● **Set problem**
Work through the data below and give the number of lines holding "content", nothing more.

● **Data for this task**
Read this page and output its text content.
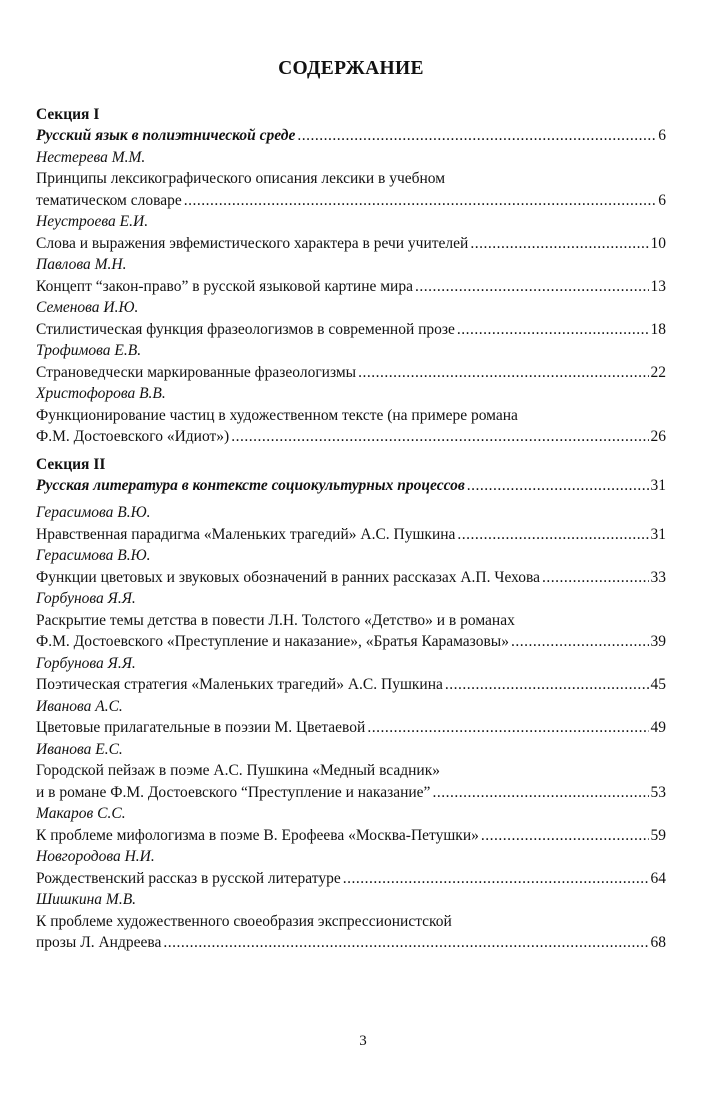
СОДЕРЖАНИЕ
Секция I
Русский язык в полиэтнической среде .....	6
Нестерева М.М.
Принципы лексикографического описания лексики в учебном
тематическом словаре .....	6
Неустроева Е.И.
Слова и выражения эвфемистического характера в речи учителей .....	10
Павлова М.Н.
Концепт “закон-право” в русской языковой картине мира .....	13
Семенова И.Ю.
Стилистическая функция фразеологизмов в современной прозе .....	18
Трофимова Е.В.
Страноведчески маркированные фразеологизмы .....	22
Христофорова В.В.
Функционирование частиц в художественном тексте (на примере романа
Ф.М. Достоевского «Идиот») .....	26
Секция II
Русская литература в контексте социокультурных процессов .....	31
Герасимова В.Ю.
Нравственная парадигма «Маленьких трагедий» А.С. Пушкина .....	31
Герасимова В.Ю.
Функции цветовых и звуковых обозначений в ранних рассказах А.П. Чехова .....	33
Горбунова Я.Я.
Раскрытие темы детства в повести Л.Н. Толстого «Детство» и в романах
Ф.М. Достоевского «Преступление и наказание», «Братья Карамазовы» .....	39
Горбунова Я.Я.
Поэтическая стратегия «Маленьких трагедий» А.С. Пушкина .....	45
Иванова А.С.
Цветовые прилагательные в поэзии М. Цветаевой .....	49
Иванова Е.С.
Городской пейзаж в поэме А.С. Пушкина «Медный всадник»
и в романе Ф.М. Достоевского “Преступление и наказание” .....	53
Макаров С.С.
К проблеме мифологизма в поэме В. Ерофеева «Москва-Петушки» .....	59
Новгородова Н.И.
Рождественский рассказ в русской литературе .....	64
Шишкина М.В.
К проблеме художественного своеобразия экспрессионистской
прозы Л. Андреева .....	68
3
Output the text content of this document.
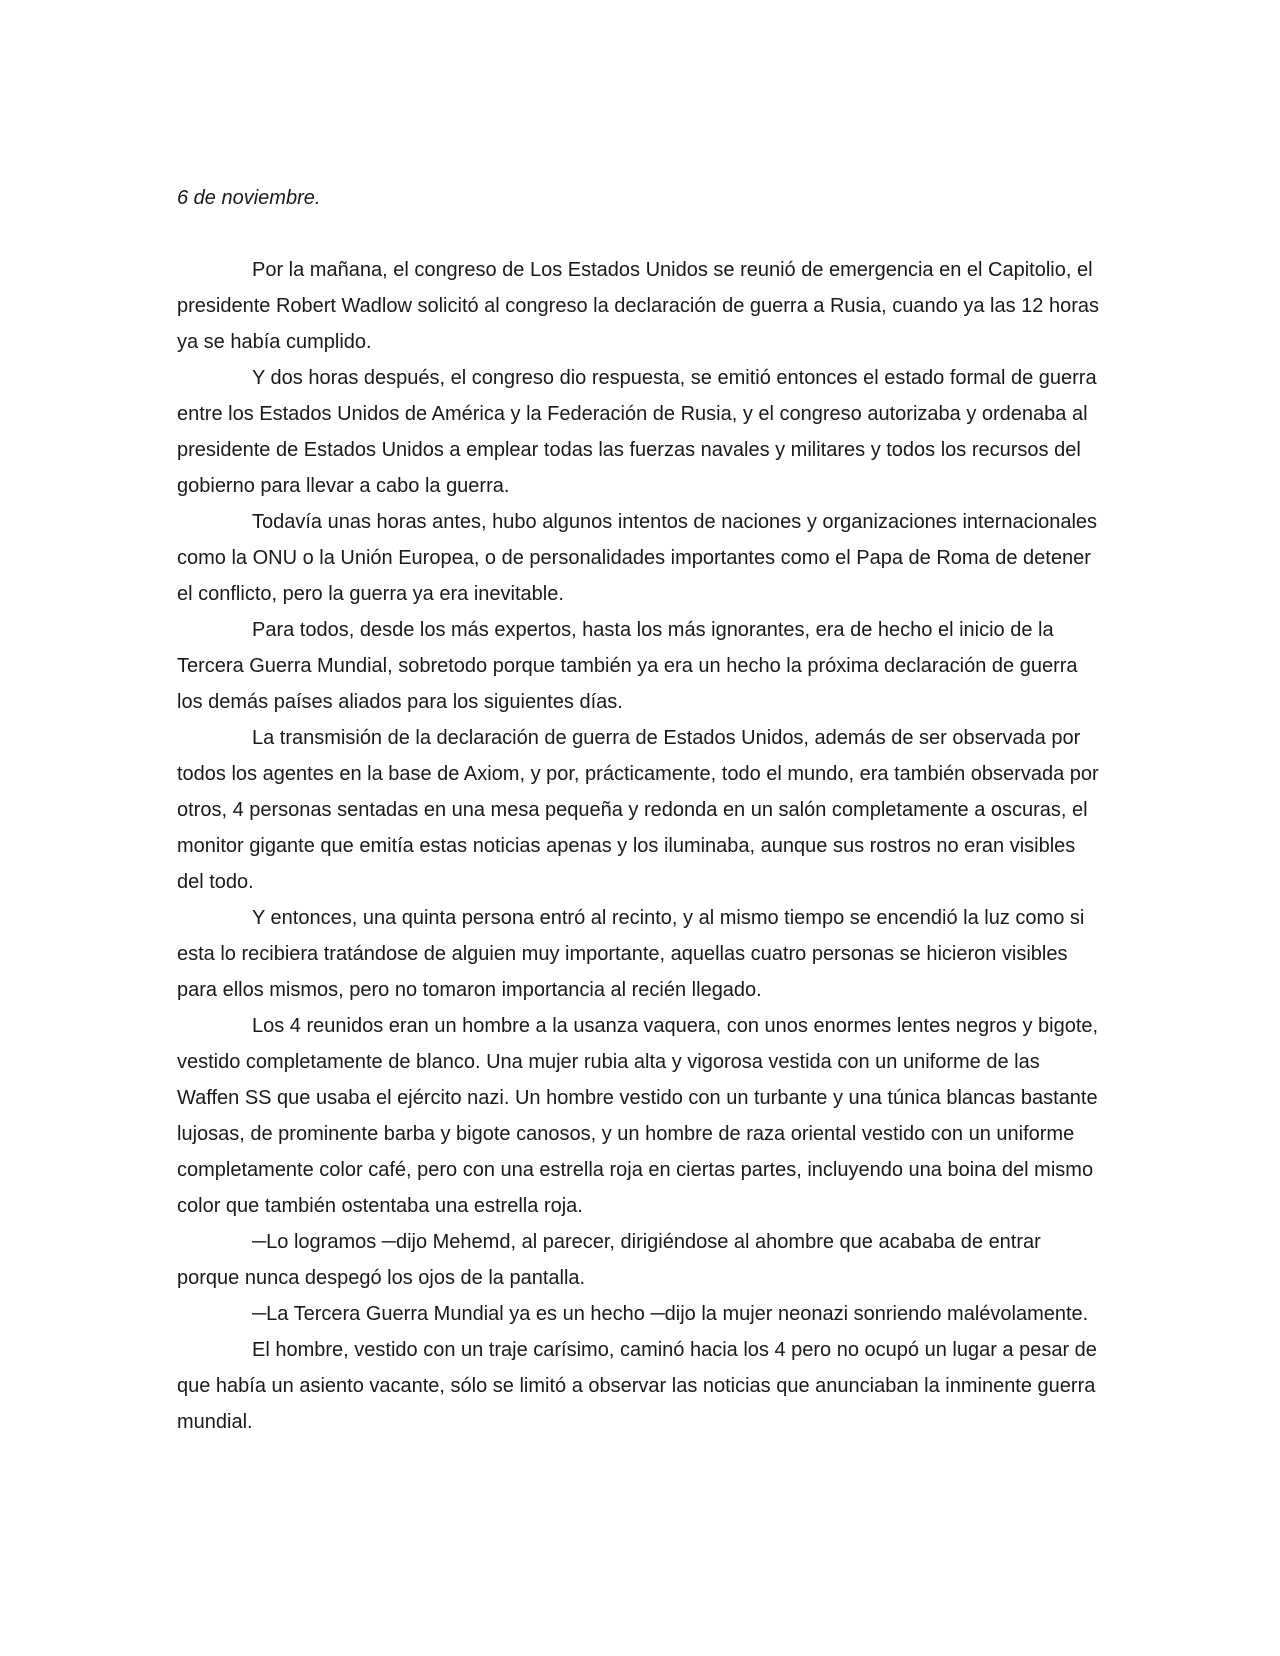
6 de noviembre.

Por la mañana, el congreso de Los Estados Unidos se reunió de emergencia en el Capitolio, el presidente Robert Wadlow solicitó al congreso la declaración de guerra a Rusia, cuando ya las 12 horas ya se había cumplido.

Y dos horas después, el congreso dio respuesta, se emitió entonces el estado formal de guerra entre los Estados Unidos de América y la Federación de Rusia, y el congreso autorizaba y ordenaba al presidente de Estados Unidos a emplear todas las fuerzas navales y militares y todos los recursos del gobierno para llevar a cabo la guerra.

Todavía unas horas antes, hubo algunos intentos de naciones y organizaciones internacionales como la ONU o la Unión Europea, o de personalidades importantes como el Papa de Roma de detener el conflicto, pero la guerra ya era inevitable.

Para todos, desde los más expertos, hasta los más ignorantes, era de hecho el inicio de la Tercera Guerra Mundial, sobretodo porque también ya era un hecho la próxima declaración de guerra los demás países aliados para los siguientes días.

La transmisión de la declaración de guerra de Estados Unidos, además de ser observada por todos los agentes en la base de Axiom, y por, prácticamente, todo el mundo, era también observada por otros, 4 personas sentadas en una mesa pequeña y redonda en un salón completamente a oscuras, el monitor gigante que emitía estas noticias apenas y los iluminaba, aunque sus rostros no eran visibles del todo.

Y entonces, una quinta persona entró al recinto, y al mismo tiempo se encendió la luz como si esta lo recibiera tratándose de alguien muy importante, aquellas cuatro personas se hicieron visibles para ellos mismos, pero no tomaron importancia al recién llegado.

Los 4 reunidos eran un hombre a la usanza vaquera, con unos enormes lentes negros y bigote, vestido completamente de blanco. Una mujer rubia alta y vigorosa vestida con un uniforme de las Waffen SS que usaba el ejército nazi. Un hombre vestido con un turbante y una túnica blancas bastante lujosas, de prominente barba y bigote canosos, y un hombre de raza oriental vestido con un uniforme completamente color café, pero con una estrella roja en ciertas partes, incluyendo una boina del mismo color que también ostentaba una estrella roja.

─Lo logramos ─dijo Mehemd, al parecer, dirigiéndose al ahombre que acababa de entrar porque nunca despegó los ojos de la pantalla.

─La Tercera Guerra Mundial ya es un hecho ─dijo la mujer neonazi sonriendo malévolamente.

El hombre, vestido con un traje carísimo, caminó hacia los 4 pero no ocupó un lugar a pesar de que había un asiento vacante, sólo se limitó a observar las noticias que anunciaban la inminente guerra mundial.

● **Expected answer**
2